'''

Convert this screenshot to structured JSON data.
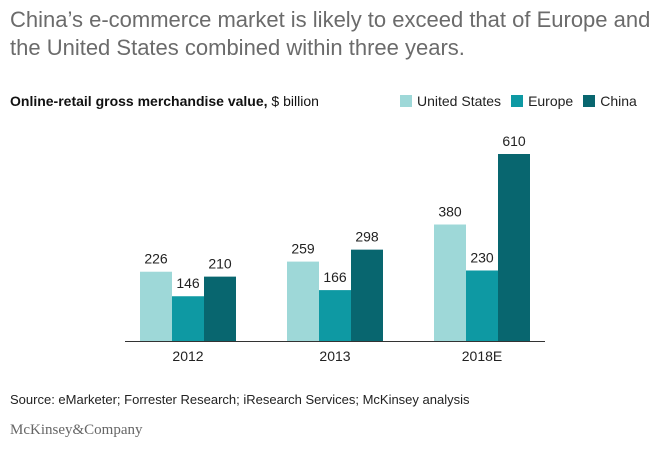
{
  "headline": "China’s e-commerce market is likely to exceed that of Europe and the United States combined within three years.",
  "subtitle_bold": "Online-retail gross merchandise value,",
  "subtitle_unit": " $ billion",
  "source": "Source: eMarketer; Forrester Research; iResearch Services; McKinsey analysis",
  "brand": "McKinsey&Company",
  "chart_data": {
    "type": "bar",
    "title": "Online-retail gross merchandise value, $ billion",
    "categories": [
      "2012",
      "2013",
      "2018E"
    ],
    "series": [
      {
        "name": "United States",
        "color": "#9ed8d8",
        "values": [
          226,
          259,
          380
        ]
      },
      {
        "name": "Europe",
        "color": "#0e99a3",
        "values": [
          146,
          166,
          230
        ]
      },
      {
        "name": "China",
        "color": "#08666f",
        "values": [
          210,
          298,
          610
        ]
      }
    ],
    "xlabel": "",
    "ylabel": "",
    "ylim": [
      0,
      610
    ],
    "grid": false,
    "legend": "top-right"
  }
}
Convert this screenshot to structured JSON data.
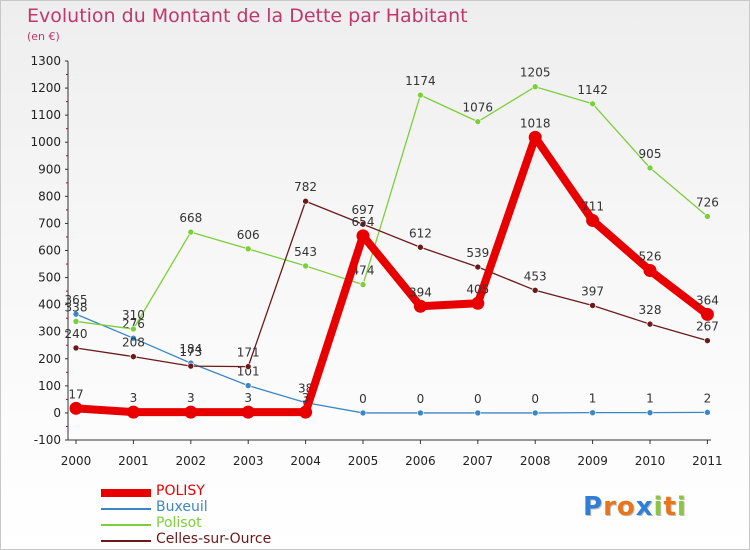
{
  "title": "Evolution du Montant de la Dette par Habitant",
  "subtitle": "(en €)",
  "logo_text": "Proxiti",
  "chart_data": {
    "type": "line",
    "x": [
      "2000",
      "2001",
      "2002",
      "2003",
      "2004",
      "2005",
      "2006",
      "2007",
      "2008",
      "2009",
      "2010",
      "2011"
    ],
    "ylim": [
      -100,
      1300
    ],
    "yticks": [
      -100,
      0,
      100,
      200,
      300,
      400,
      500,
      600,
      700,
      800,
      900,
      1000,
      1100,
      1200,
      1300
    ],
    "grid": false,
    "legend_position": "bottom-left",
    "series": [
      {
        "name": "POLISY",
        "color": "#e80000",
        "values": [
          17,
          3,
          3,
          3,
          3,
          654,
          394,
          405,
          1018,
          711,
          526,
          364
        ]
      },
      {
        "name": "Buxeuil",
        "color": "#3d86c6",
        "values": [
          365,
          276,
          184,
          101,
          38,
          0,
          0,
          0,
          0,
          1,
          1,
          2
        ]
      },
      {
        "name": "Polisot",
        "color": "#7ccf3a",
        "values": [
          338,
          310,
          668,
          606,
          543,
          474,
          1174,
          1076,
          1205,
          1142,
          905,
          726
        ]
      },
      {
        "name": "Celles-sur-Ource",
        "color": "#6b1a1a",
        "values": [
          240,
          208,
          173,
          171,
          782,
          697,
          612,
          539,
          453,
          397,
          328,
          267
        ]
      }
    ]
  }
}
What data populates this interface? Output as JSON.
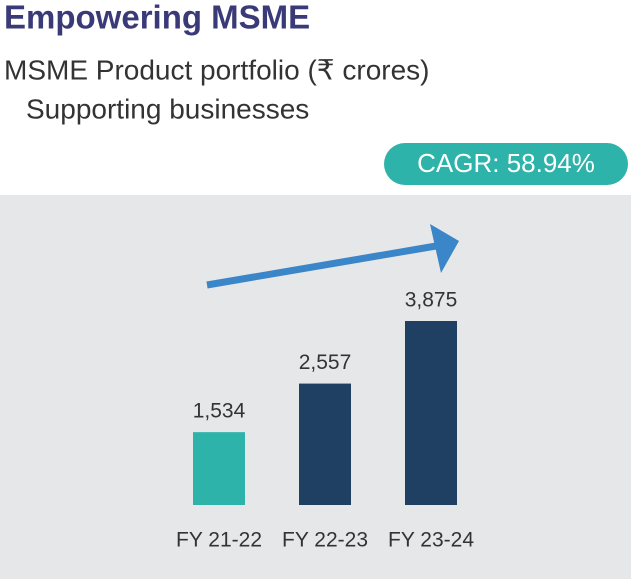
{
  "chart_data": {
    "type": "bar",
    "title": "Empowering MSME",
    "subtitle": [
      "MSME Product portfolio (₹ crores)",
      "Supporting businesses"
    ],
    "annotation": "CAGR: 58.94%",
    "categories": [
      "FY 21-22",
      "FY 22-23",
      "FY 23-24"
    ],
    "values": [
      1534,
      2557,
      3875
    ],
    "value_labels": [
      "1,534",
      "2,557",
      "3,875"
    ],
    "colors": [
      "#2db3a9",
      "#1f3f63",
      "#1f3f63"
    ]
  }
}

'''

AIM ▸ Set down only the lines running from the line with "What data populates" to the end of the entries, inclusive; omit every picture.

OUTPUT OF THE TASK ▸
What data populates this interface? Output as JSON.
{
  "chart_data": {
    "type": "bar",
    "title": "Empowering MSME",
    "subtitle": [
      "MSME Product portfolio (₹ crores)",
      "Supporting businesses"
    ],
    "annotation": "CAGR: 58.94%",
    "categories": [
      "FY 21-22",
      "FY 22-23",
      "FY 23-24"
    ],
    "values": [
      1534,
      2557,
      3875
    ],
    "value_labels": [
      "1,534",
      "2,557",
      "3,875"
    ],
    "colors": [
      "#2db3a9",
      "#1f3f63",
      "#1f3f63"
    ]
  }
}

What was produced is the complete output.